Kleidung bei der Arbeit

tmn

Von tmn

Sa, 21. September 2019

Beruf & Karriere

Vorgaben des Chefs.

Für manche Jobs schreibt der Chef Dienstkleidung vor. Ob er das darf, hängt davon ab, ob er ein sogenanntes berechtigtes Interesse hat, wie der Rechtsschutz des Deutschen Gewerkschaftsbunds (DGB) erklärt. Ein solches Interesse liege zum Beispiel vor, wenn sich ein Restaurantbesitzer wünscht, dass seine Serviceangestellten einheitlich auftreten. Das trage auch zur Wiedererkennung für den Arbeitgeber bei. Derartige Kleidung darf aber nicht gegen die guten Sitten verstoßen.

★ ★ ★ ★ ★

◆ Zur Übung ◆
Beantworten Sie die folgenden Fragen anhand des Textes über Kleidung bei der Arbeit.
1. An welchem Datum ist der Text erschienen?
2. Wer erklärt, wovon es abhängt, ob der Chef Dienstkleidung vorschreiben darf?
3. Wogegen darf vorgeschriebene Kleidung nicht verstoßen?

(Aus einer Sammlung extrahierte Daten)
★ ★ ★ ★ ★

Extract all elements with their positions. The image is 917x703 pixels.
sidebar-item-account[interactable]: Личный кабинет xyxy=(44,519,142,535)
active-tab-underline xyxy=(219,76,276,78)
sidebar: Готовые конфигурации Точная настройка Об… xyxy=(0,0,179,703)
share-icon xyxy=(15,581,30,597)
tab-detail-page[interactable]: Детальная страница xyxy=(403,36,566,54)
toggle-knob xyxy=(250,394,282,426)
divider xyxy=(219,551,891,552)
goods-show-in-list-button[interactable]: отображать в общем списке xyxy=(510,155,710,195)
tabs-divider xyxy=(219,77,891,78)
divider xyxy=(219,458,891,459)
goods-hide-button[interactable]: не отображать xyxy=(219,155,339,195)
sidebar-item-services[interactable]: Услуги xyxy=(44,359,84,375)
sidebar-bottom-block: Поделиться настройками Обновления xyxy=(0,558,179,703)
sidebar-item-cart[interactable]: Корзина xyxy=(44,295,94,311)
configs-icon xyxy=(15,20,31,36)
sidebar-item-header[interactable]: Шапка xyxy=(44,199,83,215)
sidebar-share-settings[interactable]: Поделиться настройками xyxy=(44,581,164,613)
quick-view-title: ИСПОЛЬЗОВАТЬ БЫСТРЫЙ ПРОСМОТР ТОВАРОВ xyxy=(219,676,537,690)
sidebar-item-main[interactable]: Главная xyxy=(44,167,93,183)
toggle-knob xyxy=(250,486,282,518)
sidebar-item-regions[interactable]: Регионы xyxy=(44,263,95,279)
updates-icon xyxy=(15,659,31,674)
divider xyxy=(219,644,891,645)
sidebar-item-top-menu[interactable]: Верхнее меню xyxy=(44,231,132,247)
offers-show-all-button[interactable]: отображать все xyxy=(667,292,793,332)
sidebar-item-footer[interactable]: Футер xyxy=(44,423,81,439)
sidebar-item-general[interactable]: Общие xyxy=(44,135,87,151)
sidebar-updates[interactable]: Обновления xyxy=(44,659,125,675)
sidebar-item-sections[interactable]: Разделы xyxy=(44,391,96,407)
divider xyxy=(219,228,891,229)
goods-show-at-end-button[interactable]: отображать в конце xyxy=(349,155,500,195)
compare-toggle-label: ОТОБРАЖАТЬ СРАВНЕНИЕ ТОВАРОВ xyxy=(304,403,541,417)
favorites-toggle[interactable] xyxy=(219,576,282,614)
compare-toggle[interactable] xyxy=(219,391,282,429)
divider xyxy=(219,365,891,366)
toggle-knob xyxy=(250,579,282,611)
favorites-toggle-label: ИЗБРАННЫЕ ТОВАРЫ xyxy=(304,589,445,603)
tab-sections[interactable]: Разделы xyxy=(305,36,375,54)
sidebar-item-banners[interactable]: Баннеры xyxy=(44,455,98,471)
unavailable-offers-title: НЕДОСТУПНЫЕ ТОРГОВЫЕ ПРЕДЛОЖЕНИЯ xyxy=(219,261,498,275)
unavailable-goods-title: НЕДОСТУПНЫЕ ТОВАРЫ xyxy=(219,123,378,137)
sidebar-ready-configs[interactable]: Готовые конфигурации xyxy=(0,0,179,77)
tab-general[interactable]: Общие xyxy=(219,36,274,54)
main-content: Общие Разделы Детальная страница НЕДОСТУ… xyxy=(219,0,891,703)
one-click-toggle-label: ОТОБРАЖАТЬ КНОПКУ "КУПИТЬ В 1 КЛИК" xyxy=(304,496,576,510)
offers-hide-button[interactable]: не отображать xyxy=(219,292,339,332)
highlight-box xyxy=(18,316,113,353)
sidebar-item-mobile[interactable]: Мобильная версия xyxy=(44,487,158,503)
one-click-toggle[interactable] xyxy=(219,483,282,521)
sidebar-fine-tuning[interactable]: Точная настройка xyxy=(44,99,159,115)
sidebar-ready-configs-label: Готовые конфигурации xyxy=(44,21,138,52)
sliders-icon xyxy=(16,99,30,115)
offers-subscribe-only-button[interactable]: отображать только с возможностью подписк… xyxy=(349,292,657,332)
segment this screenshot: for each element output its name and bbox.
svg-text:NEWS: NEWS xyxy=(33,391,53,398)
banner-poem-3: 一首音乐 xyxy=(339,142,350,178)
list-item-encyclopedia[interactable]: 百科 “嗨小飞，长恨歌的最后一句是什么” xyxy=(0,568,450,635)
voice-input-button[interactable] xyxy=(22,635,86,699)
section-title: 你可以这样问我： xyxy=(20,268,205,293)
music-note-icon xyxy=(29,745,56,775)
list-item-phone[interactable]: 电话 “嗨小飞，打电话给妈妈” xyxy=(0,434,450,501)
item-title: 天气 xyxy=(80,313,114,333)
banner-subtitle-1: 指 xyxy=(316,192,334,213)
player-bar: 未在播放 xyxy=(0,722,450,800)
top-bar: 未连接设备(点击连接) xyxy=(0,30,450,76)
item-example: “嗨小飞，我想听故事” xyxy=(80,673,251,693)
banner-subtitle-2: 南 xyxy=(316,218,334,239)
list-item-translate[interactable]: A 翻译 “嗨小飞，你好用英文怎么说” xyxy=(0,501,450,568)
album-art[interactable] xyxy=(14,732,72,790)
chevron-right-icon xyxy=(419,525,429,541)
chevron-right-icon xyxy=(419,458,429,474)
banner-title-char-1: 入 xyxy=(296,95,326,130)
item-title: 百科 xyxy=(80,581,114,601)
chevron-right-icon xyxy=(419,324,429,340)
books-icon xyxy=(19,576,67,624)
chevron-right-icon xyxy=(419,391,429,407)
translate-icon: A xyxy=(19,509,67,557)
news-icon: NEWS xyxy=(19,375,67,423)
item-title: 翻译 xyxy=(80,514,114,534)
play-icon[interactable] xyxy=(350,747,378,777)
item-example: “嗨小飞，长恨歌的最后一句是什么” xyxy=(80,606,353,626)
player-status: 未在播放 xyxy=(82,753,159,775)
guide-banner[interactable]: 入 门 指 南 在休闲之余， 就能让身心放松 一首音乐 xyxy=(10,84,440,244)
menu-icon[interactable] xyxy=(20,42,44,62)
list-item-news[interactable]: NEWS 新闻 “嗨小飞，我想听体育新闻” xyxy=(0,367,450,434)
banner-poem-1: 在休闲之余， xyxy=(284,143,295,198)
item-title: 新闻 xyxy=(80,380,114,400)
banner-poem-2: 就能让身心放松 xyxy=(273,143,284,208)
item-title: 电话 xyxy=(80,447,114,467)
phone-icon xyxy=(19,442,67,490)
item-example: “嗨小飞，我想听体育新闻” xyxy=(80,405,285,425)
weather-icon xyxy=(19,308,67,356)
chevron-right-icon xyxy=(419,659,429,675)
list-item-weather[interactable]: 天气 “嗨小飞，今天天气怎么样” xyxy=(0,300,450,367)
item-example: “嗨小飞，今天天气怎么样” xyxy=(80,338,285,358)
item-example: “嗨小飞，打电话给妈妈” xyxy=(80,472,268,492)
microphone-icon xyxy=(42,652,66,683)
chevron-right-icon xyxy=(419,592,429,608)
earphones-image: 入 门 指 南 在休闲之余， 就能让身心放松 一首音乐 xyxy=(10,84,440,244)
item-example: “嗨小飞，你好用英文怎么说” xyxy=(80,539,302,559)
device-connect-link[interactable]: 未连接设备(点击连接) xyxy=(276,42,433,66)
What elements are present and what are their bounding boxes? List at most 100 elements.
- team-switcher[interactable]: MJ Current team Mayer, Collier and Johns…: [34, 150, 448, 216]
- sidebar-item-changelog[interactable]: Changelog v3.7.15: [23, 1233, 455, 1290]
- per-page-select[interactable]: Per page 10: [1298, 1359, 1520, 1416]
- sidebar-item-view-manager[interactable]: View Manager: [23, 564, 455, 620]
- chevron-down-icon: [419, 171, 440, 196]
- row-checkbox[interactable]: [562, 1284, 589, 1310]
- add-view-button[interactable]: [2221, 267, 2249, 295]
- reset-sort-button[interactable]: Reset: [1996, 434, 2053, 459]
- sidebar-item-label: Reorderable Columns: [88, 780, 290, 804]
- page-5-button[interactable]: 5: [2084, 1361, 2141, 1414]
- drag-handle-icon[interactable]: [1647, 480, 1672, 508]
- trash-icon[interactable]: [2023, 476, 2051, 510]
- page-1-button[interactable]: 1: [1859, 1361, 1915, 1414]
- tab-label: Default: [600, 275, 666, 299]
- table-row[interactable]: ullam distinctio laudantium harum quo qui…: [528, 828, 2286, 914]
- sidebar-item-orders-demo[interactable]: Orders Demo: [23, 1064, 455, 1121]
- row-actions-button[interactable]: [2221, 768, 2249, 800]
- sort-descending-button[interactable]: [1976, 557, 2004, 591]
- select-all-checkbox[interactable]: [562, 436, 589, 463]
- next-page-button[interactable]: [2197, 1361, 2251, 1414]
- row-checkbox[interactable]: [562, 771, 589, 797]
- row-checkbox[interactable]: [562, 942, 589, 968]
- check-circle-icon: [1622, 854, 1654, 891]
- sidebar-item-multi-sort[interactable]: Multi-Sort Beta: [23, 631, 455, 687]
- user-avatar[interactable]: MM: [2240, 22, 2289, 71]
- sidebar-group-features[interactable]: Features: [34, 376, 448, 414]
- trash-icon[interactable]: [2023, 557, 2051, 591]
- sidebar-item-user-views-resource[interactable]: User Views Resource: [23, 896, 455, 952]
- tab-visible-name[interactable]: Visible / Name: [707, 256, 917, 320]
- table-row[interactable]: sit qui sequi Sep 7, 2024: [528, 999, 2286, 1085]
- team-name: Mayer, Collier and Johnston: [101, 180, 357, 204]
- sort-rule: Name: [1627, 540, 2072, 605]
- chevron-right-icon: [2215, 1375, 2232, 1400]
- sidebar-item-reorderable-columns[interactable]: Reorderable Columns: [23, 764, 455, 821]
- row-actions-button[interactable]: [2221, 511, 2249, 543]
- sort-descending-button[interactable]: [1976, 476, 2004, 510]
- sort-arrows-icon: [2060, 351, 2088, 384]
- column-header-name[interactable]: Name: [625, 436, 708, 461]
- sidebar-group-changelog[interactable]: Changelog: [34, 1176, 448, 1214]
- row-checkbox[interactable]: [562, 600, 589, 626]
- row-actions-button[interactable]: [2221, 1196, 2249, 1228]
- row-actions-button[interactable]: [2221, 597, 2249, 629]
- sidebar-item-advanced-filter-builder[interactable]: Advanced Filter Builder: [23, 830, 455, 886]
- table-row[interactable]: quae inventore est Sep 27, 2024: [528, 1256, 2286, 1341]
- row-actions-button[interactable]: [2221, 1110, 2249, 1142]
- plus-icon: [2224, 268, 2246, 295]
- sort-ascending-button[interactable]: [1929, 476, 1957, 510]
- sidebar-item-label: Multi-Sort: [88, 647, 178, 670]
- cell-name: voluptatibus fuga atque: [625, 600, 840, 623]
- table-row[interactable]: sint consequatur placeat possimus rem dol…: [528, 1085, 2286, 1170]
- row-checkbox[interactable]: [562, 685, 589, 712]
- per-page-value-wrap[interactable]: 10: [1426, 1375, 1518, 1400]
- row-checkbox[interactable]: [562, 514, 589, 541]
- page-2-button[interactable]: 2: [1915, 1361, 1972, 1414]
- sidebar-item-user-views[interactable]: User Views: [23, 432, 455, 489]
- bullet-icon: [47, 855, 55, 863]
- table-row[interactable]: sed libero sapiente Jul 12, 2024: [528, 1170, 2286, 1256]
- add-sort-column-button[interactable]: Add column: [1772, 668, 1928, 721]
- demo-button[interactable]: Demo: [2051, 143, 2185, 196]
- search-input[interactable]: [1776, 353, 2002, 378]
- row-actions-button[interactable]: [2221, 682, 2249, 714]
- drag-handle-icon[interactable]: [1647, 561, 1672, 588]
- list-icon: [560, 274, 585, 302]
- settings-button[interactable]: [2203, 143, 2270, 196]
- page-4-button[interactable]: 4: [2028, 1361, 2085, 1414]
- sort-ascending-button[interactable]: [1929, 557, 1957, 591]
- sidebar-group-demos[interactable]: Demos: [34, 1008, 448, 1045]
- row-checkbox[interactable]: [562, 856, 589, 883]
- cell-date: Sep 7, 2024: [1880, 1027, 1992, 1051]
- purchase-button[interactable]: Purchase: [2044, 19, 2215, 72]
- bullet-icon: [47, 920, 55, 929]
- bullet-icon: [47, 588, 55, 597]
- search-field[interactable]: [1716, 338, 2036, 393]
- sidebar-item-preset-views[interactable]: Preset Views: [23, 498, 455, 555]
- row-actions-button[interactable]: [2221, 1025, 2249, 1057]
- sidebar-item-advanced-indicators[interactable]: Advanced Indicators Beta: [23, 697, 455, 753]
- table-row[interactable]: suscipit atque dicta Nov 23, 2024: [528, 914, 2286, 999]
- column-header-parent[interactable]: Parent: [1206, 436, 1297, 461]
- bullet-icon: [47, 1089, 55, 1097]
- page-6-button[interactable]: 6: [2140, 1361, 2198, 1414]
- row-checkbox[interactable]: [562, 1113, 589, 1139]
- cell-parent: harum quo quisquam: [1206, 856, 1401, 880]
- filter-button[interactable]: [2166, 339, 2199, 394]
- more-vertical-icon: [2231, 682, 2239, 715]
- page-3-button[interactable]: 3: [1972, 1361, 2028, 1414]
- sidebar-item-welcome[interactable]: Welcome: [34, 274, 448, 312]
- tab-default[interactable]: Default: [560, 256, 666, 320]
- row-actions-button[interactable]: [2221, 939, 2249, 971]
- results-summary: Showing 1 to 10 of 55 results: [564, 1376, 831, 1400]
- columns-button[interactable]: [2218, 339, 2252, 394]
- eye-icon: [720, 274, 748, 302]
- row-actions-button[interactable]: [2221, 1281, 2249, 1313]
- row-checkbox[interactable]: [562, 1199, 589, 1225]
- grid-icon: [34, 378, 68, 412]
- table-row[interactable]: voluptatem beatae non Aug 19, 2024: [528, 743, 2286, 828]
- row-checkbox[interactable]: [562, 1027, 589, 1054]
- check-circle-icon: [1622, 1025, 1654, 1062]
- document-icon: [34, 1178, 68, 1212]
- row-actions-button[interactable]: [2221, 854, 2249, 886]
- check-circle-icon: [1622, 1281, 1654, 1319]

★ ★ ★ ★ ★

◆ Schriftliche Lösung ◆
1. Am Samstag, 21. September 2019.
2. Der Rechtsschutz des Deutschen Gewerkschaftsbunds (DGB).
3. Gegen die guten Sitten.